■ Task to complete ■
Render as a numbered list the lines of the items below, starting with the line that contains "colorbar-swatch — [899, 916, 1021, 950]" and going on through the line that contains "coastline-2 — [70, 291, 441, 802]", both included, with blank lines left out.
** BEGIN Records **
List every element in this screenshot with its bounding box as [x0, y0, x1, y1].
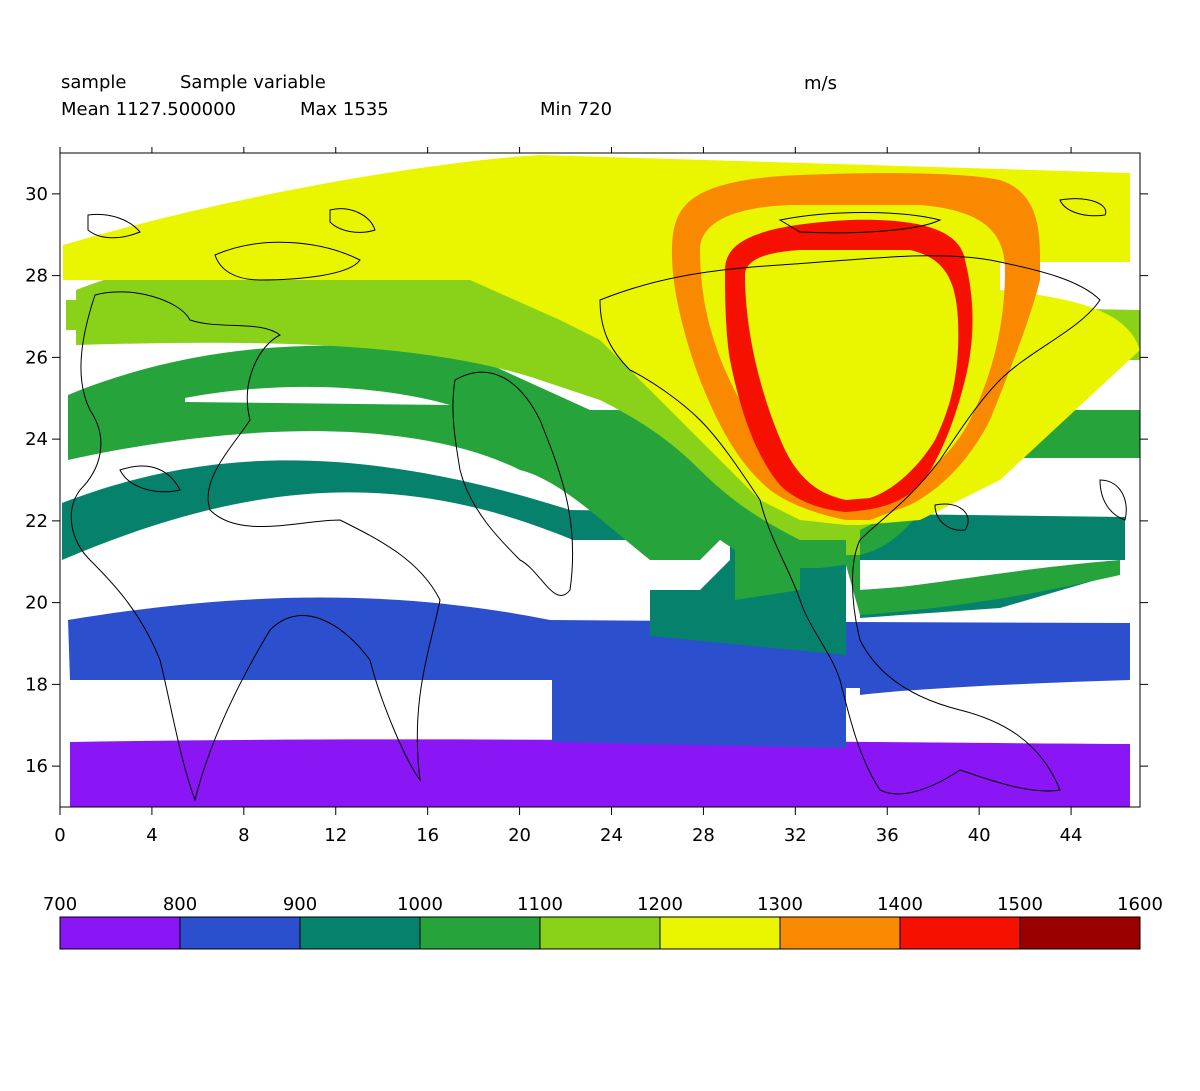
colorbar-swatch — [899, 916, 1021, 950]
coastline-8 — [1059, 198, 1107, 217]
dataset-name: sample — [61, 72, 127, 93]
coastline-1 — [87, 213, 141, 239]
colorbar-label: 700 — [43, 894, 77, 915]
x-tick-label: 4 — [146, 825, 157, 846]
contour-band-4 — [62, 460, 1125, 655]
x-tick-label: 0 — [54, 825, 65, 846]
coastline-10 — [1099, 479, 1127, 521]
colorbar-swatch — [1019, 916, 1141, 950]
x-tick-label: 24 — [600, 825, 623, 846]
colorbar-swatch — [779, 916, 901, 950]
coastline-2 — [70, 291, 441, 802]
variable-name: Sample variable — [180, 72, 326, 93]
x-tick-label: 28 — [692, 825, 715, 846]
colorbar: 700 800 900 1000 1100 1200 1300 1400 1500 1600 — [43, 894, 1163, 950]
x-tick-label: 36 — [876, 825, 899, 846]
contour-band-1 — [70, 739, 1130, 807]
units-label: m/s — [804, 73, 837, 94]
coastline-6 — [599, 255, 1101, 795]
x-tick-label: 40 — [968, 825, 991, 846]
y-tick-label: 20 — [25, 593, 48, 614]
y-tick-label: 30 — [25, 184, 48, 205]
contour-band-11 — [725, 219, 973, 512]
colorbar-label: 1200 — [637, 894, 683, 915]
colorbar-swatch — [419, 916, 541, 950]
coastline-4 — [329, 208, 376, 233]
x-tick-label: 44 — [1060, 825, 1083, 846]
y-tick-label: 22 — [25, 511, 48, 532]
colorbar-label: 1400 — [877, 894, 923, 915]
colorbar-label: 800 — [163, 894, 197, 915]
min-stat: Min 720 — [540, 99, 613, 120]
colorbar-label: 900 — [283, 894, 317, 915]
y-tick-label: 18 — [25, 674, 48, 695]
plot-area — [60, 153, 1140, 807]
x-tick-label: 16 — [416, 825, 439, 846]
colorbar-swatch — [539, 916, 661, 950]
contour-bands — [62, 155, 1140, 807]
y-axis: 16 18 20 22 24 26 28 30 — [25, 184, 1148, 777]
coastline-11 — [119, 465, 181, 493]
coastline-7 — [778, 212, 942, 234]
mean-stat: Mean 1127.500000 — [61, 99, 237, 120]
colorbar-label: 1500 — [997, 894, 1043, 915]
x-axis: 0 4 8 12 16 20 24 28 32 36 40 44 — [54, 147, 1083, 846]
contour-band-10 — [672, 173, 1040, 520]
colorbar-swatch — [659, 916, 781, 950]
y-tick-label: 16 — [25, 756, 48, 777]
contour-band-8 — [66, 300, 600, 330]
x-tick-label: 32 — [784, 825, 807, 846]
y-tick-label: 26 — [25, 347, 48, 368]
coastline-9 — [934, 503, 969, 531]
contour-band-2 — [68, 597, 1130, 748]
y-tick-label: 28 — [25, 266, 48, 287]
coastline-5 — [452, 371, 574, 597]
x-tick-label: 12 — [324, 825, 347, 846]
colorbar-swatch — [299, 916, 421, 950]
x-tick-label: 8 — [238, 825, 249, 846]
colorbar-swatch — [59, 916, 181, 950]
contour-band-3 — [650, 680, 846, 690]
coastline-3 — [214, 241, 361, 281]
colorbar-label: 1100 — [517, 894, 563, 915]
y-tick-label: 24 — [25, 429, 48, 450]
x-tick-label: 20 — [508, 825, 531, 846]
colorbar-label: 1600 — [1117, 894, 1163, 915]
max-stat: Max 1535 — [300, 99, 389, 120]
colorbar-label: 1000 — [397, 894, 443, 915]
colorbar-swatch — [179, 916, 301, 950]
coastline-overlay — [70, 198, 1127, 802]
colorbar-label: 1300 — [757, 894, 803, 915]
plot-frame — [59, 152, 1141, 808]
** END Records **
** BEGIN Records **
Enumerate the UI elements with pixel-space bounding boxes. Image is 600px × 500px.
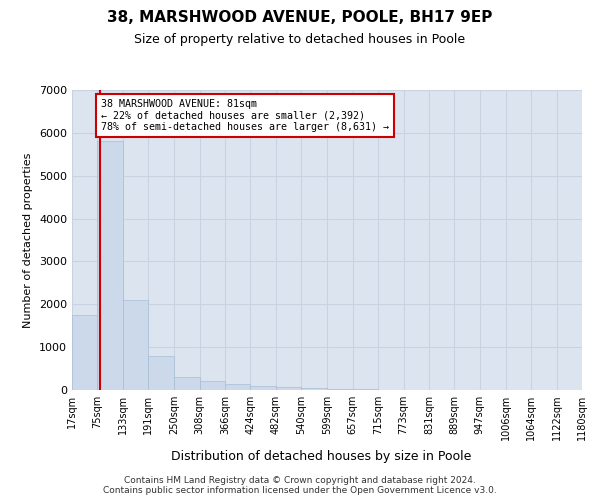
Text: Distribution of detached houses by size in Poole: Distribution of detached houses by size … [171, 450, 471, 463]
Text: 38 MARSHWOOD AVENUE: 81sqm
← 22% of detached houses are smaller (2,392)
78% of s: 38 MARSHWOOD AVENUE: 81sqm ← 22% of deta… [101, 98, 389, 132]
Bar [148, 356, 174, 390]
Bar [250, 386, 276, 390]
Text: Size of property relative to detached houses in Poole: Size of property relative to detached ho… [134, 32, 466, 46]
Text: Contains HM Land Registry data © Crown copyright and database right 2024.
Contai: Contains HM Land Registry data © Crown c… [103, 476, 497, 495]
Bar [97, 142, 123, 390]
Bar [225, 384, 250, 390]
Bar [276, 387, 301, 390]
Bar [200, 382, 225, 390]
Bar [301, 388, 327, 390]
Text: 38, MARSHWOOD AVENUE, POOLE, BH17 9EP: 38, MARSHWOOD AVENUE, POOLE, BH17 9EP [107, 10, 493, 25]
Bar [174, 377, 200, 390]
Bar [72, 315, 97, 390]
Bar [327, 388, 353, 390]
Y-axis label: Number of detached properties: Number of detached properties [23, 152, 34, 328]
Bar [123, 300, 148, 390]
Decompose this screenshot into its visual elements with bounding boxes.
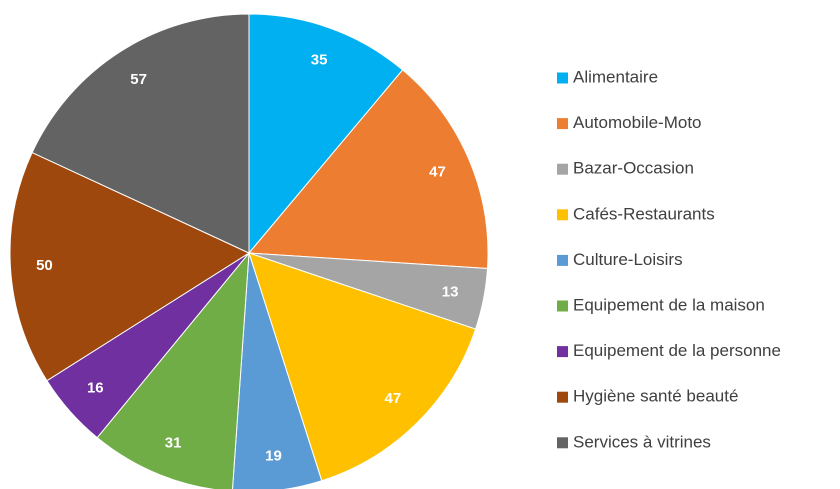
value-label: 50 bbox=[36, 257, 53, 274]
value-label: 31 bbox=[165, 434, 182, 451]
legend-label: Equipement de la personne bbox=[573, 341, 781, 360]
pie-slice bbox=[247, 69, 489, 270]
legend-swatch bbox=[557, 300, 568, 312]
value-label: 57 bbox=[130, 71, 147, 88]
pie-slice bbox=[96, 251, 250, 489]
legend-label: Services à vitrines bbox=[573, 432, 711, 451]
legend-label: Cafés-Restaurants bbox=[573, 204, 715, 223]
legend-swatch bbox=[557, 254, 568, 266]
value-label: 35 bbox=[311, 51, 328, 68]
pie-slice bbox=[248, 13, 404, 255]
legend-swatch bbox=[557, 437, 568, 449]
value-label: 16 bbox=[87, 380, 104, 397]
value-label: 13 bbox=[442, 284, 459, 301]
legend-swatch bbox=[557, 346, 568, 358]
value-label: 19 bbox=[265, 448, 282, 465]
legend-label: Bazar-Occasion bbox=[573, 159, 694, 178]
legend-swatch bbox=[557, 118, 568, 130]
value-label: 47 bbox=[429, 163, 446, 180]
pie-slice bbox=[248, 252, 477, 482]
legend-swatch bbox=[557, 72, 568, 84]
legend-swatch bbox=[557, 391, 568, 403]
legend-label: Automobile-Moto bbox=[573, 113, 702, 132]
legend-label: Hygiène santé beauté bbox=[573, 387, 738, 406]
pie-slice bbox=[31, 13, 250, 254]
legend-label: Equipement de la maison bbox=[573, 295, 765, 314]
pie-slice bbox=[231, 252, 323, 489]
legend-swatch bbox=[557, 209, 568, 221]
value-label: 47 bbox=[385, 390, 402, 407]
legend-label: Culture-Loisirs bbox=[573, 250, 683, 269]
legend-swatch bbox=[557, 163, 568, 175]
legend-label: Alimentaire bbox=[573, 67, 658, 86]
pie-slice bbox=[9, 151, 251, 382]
** END Records **
** BEGIN Records **
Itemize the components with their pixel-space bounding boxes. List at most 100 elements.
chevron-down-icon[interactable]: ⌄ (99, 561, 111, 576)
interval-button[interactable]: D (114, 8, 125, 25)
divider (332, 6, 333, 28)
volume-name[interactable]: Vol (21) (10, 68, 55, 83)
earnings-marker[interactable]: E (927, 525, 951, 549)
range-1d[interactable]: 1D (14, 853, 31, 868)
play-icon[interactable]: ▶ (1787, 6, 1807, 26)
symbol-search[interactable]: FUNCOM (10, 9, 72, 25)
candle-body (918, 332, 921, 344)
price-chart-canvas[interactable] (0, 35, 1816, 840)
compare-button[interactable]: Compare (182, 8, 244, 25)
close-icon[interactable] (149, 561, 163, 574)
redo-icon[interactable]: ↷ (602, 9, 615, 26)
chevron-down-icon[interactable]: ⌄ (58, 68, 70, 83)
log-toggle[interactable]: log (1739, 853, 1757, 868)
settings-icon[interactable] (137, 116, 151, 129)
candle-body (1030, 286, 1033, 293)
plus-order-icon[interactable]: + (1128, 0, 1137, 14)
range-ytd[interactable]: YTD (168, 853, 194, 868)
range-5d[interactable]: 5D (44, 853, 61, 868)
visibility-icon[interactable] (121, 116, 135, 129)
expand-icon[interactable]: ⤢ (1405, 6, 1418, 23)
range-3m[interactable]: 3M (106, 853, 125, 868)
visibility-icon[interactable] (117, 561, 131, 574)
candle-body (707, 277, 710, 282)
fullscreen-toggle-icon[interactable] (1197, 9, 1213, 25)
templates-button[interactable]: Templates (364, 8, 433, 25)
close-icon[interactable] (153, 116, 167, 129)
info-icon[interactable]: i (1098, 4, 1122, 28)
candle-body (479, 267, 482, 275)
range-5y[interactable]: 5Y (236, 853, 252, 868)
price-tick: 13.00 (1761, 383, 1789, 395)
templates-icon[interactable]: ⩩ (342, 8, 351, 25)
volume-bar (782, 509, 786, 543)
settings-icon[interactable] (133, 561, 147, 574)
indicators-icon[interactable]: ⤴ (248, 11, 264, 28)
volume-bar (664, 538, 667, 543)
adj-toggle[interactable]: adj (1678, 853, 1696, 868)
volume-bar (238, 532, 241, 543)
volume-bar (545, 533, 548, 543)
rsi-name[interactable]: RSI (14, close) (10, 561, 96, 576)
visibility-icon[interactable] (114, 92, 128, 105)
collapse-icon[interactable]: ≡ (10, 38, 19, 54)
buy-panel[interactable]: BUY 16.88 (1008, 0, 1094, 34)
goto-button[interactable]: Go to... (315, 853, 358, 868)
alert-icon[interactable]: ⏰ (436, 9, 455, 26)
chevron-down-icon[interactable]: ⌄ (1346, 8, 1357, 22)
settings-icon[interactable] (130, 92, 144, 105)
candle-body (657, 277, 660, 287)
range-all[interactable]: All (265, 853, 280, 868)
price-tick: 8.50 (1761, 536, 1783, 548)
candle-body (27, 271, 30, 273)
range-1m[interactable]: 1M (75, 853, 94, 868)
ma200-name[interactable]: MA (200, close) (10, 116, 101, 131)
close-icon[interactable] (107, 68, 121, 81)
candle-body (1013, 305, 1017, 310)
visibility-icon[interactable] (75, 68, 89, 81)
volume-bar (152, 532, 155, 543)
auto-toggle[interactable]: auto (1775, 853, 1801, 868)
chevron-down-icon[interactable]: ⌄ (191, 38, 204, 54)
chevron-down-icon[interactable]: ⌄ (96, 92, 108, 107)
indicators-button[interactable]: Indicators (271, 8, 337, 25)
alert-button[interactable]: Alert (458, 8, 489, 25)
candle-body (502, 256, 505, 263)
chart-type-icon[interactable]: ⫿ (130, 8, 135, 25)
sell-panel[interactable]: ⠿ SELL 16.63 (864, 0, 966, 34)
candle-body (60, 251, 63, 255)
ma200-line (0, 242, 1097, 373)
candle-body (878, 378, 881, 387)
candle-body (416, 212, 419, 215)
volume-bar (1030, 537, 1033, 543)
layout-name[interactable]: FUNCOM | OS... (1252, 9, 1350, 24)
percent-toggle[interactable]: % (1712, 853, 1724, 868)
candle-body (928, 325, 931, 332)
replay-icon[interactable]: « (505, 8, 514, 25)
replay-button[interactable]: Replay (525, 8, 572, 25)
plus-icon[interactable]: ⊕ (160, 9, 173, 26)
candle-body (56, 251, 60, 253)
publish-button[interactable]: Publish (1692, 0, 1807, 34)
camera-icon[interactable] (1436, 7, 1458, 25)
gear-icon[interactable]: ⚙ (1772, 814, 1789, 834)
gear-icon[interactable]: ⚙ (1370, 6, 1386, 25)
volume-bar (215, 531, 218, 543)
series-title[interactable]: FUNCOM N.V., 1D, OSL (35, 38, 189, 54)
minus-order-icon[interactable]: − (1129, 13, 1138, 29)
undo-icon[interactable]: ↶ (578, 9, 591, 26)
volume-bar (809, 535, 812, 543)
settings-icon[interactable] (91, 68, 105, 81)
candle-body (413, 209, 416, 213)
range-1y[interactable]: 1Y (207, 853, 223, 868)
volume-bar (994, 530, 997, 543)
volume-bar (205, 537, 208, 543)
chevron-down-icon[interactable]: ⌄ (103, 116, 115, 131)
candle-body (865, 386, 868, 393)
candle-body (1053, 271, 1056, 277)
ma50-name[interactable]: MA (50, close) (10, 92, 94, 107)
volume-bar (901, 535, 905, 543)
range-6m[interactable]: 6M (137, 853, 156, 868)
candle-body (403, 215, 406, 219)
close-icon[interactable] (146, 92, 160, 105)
** END Records **
■ Answer to the task ■
1. colorbar-swatch — [899, 916, 1021, 950]
2. coastline-8 — [1059, 198, 1107, 217]
3. dataset-name: sample — [61, 72, 127, 93]
4. coastline-1 — [87, 213, 141, 239]
5. colorbar-label: 700 — [43, 894, 77, 915]
6. x-tick-label: 4 — [146, 825, 157, 846]
7. contour-band-4 — [62, 460, 1125, 655]
8. x-tick-label: 0 — [54, 825, 65, 846]
9. coastline-10 — [1099, 479, 1127, 521]
10. colorbar-swatch — [1019, 916, 1141, 950]
11. x-tick-label: 24 — [600, 825, 623, 846]
12. colorbar-swatch — [779, 916, 901, 950]
13. coastline-2 — [70, 291, 441, 802]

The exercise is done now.